▶ Task brief
Without the pictures, repeat the listing character for character.
--*--
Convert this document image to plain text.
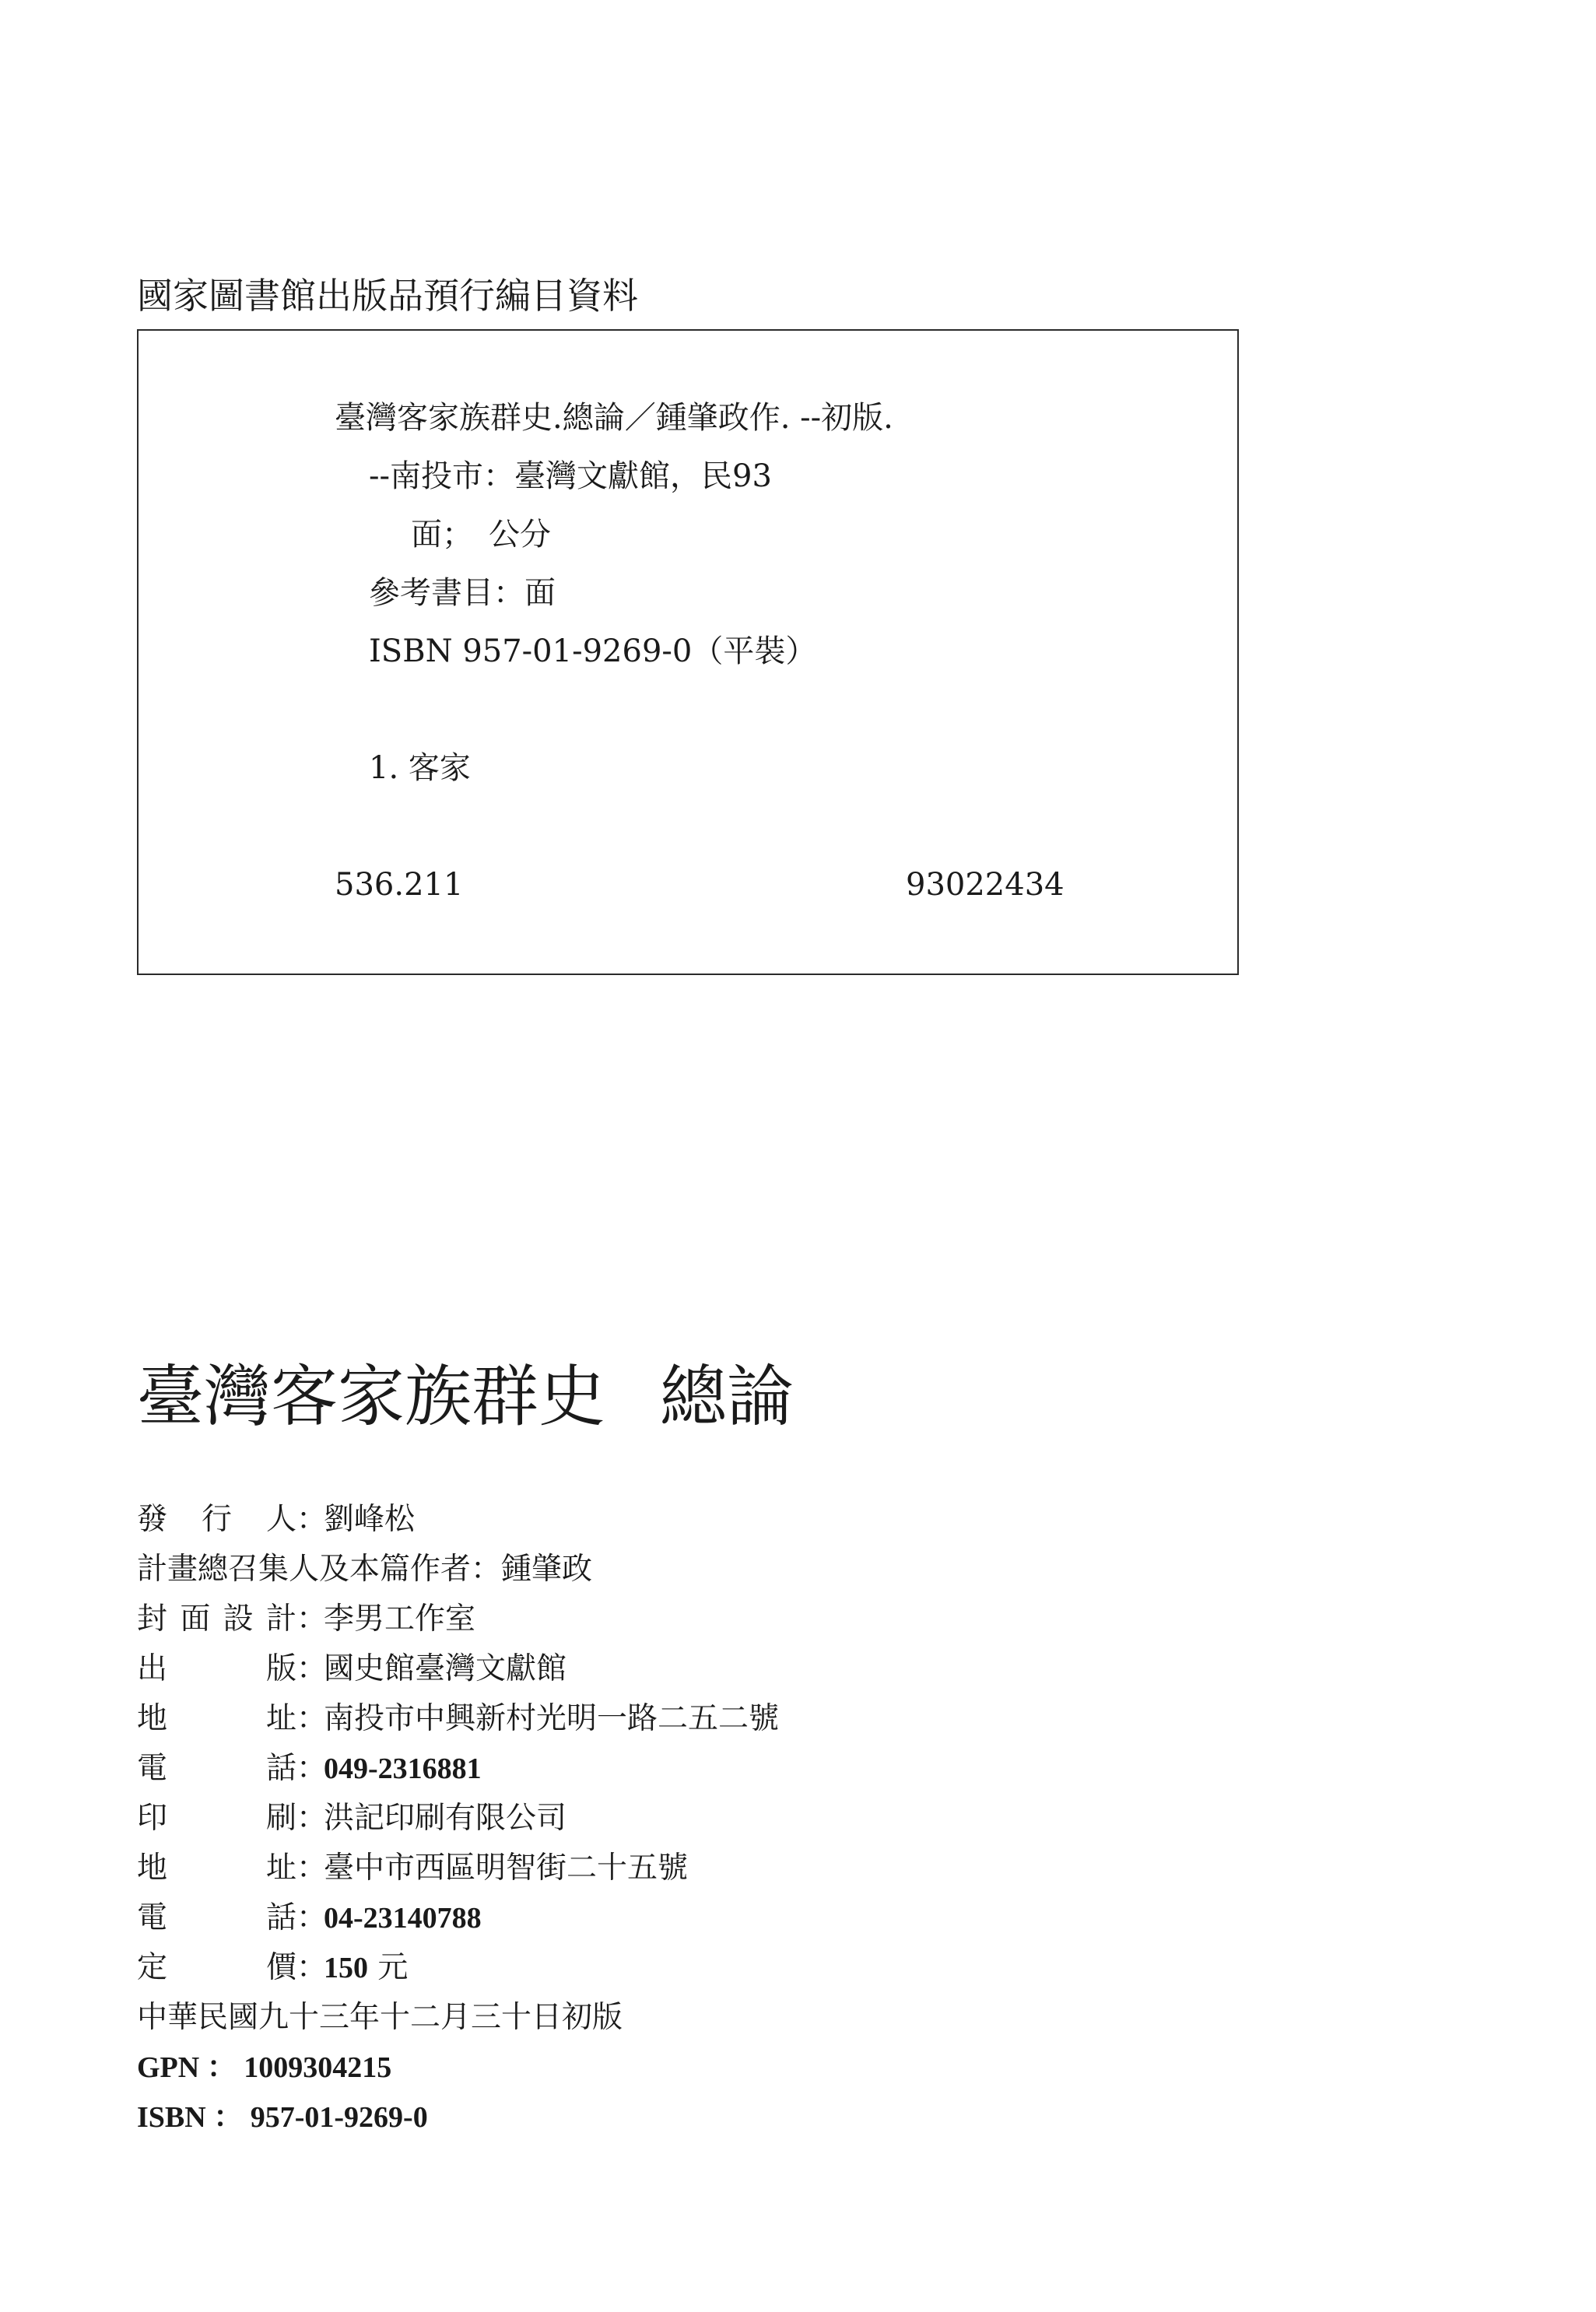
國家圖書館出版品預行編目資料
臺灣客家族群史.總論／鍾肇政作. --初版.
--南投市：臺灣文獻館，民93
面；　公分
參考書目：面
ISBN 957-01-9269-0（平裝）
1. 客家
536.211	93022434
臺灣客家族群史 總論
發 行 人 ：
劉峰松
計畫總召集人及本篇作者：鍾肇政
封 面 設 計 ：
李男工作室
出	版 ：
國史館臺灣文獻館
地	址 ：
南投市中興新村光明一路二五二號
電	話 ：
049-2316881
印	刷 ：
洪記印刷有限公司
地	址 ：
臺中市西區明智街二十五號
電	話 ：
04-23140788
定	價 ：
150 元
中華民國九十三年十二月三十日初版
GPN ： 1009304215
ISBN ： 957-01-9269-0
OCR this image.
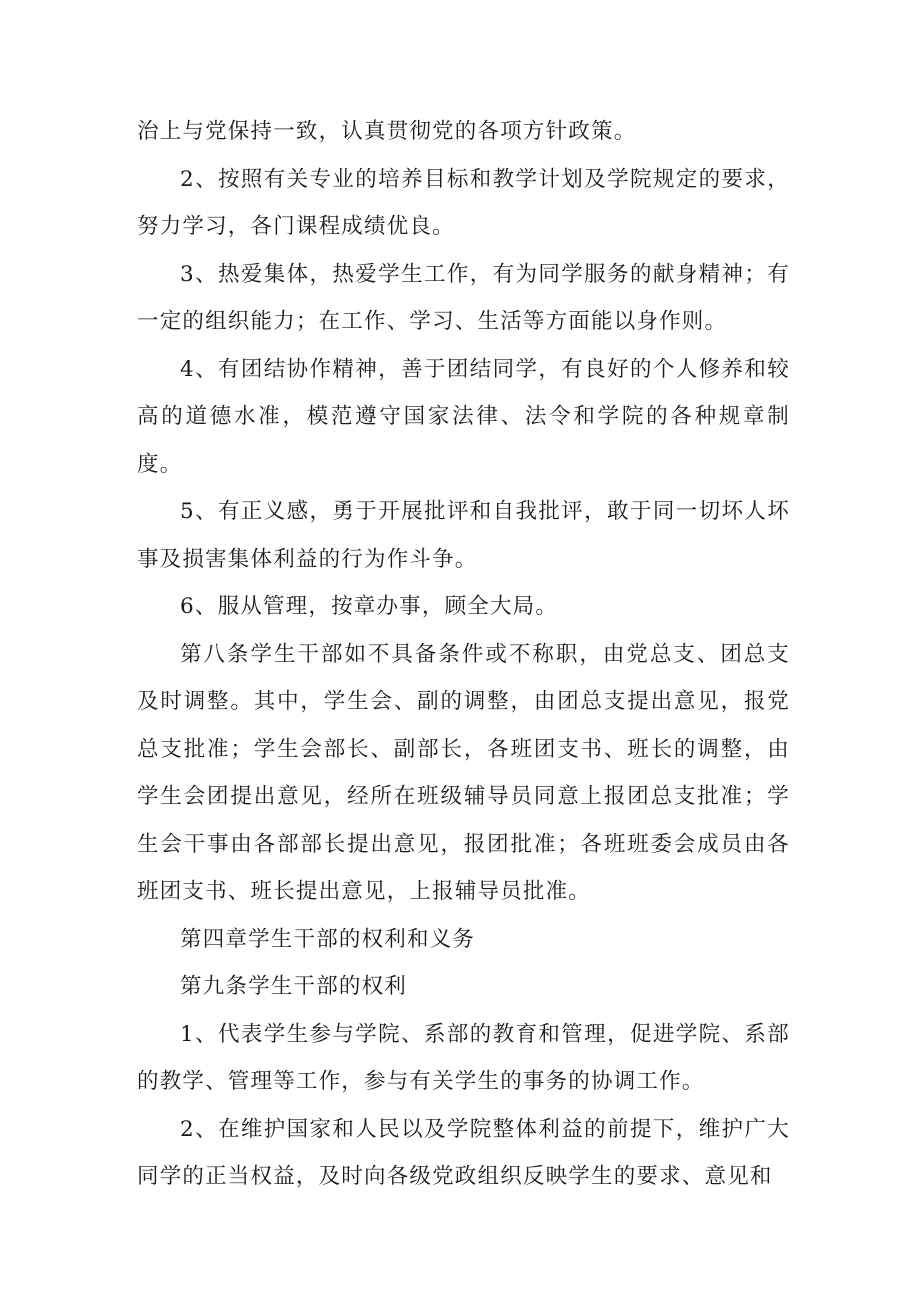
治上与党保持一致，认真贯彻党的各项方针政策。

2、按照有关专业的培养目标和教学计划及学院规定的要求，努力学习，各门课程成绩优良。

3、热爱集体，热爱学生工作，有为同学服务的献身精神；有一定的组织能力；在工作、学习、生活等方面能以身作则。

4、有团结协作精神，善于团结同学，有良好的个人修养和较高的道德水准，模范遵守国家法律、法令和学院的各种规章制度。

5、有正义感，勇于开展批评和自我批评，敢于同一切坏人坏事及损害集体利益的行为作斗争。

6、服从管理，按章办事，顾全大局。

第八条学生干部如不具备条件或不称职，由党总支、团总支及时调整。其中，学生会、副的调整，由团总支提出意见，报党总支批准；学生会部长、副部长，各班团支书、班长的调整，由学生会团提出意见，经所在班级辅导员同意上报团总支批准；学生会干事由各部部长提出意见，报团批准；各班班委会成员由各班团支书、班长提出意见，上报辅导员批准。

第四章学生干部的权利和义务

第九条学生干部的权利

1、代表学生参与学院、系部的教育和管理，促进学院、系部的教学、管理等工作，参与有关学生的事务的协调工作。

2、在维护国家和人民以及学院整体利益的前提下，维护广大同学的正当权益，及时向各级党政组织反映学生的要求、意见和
--*--
▶ In response
Convert this document image to plain text.
國家圖書館出版品預行編目資料
臺灣客家族群史.總論／鍾肇政作. --初版.
--南投市：臺灣文獻館，民93
面；　公分
參考書目：面
ISBN 957-01-9269-0（平裝）
1. 客家
536.211	93022434
臺灣客家族群史 總論
發 行 人 ：
劉峰松
計畫總召集人及本篇作者：鍾肇政
封 面 設 計 ：
李男工作室
出	版 ：
國史館臺灣文獻館
地	址 ：
南投市中興新村光明一路二五二號
電	話 ：
049-2316881
印	刷 ：
洪記印刷有限公司
地	址 ：
臺中市西區明智街二十五號
電	話 ：
04-23140788
定	價 ：
150 元
中華民國九十三年十二月三十日初版
GPN ： 1009304215
ISBN ： 957-01-9269-0
OCR this image.
治上与党保持一致，认真贯彻党的各项方针政策。

2、按照有关专业的培养目标和教学计划及学院规定的要求，努力学习，各门课程成绩优良。

3、热爱集体，热爱学生工作，有为同学服务的献身精神；有一定的组织能力；在工作、学习、生活等方面能以身作则。

4、有团结协作精神，善于团结同学，有良好的个人修养和较高的道德水准，模范遵守国家法律、法令和学院的各种规章制度。

5、有正义感，勇于开展批评和自我批评，敢于同一切坏人坏事及损害集体利益的行为作斗争。

6、服从管理，按章办事，顾全大局。

第八条学生干部如不具备条件或不称职，由党总支、团总支及时调整。其中，学生会、副的调整，由团总支提出意见，报党总支批准；学生会部长、副部长，各班团支书、班长的调整，由学生会团提出意见，经所在班级辅导员同意上报团总支批准；学生会干事由各部部长提出意见，报团批准；各班班委会成员由各班团支书、班长提出意见，上报辅导员批准。

第四章学生干部的权利和义务

第九条学生干部的权利

1、代表学生参与学院、系部的教育和管理，促进学院、系部的教学、管理等工作，参与有关学生的事务的协调工作。

2、在维护国家和人民以及学院整体利益的前提下，维护广大同学的正当权益，及时向各级党政组织反映学生的要求、意见和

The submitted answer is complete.